** start **

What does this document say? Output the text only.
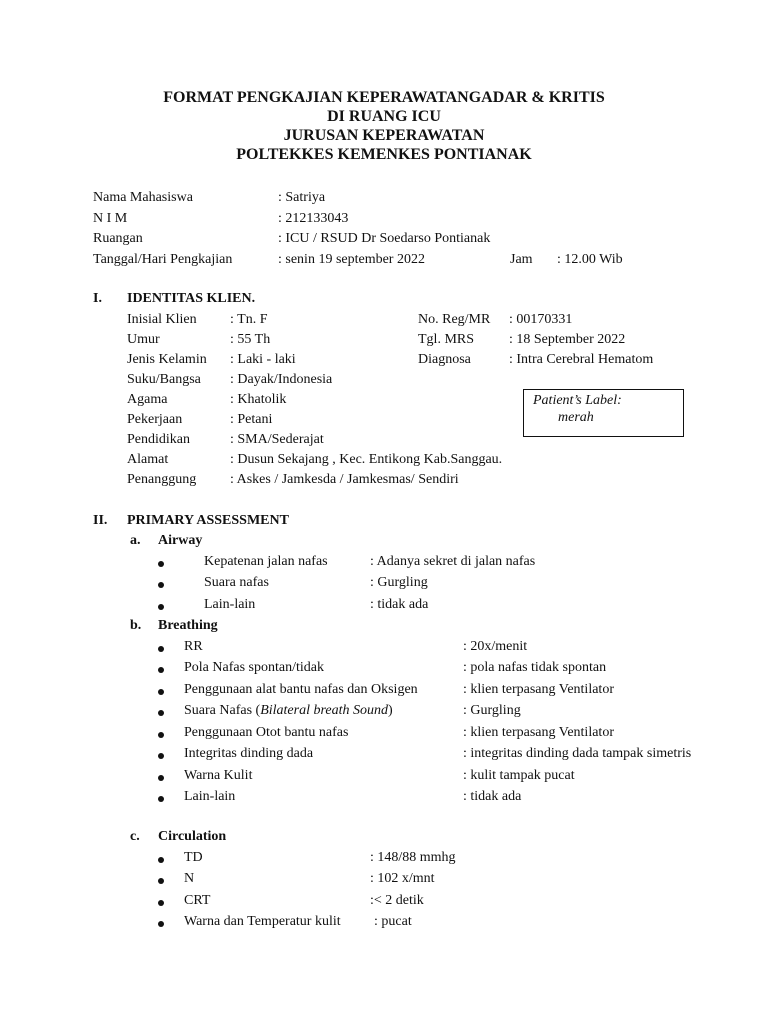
FORMAT PENGKAJIAN KEPERAWATANGADAR & KRITIS
DI RUANG ICU
JURUSAN KEPERAWATAN
POLTEKKES KEMENKES PONTIANAK
Nama Mahasiswa	: Satriya
N I M	: 212133043
Ruangan	: ICU / RSUD Dr Soedarso Pontianak
Tanggal/Hari Pengkajian	: senin 19 september 2022	Jam : 12.00 Wib
I. IDENTITAS KLIEN.
Inisial Klien : Tn. F
Umur	: 55 Th
Jenis Kelamin : Laki - laki
Suku/Bangsa : Dayak/Indonesia
Agama	: Khatolik
Pekerjaan	: Petani
Pendidikan	: SMA/Sederajat
Alamat	: Dusun Sekajang , Kec. Entikong Kab.Sanggau.
Penanggung : Askes / Jamkesda / Jamkesmas/ Sendiri
No. Reg/MR : 00170331
Tgl. MRS : 18 September 2022
Diagnosa	: Intra Cerebral Hematom
Patient’s Label:
merah
II. PRIMARY ASSESSMENT
a. Airway
Kepatenan jalan nafas	: Adanya sekret di jalan nafas
Suara nafas	: Gurgling
Lain-lain	: tidak ada
b. Breathing
RR	: 20x/menit
Pola Nafas spontan/tidak	: pola nafas tidak spontan
Penggunaan alat bantu nafas dan Oksigen	: klien terpasang Ventilator
Suara Nafas (Bilateral breath Sound)	: Gurgling
Penggunaan Otot bantu nafas	: klien terpasang Ventilator
Integritas dinding dada	: integritas dinding dada tampak simetris
Warna Kulit	: kulit tampak pucat
Lain-lain	: tidak ada
c. Circulation
TD	: 148/88 mmhg
N	: 102 x/mnt
CRT	:< 2 detik
Warna dan Temperatur kulit : pucat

** end **

■ **The task**: Point out every line holding the string "Suara" and copy it.

■ **Result of this exercise**:
Suara nafas	: Gurgling
Suara Nafas (Bilateral breath Sound)	: Gurgling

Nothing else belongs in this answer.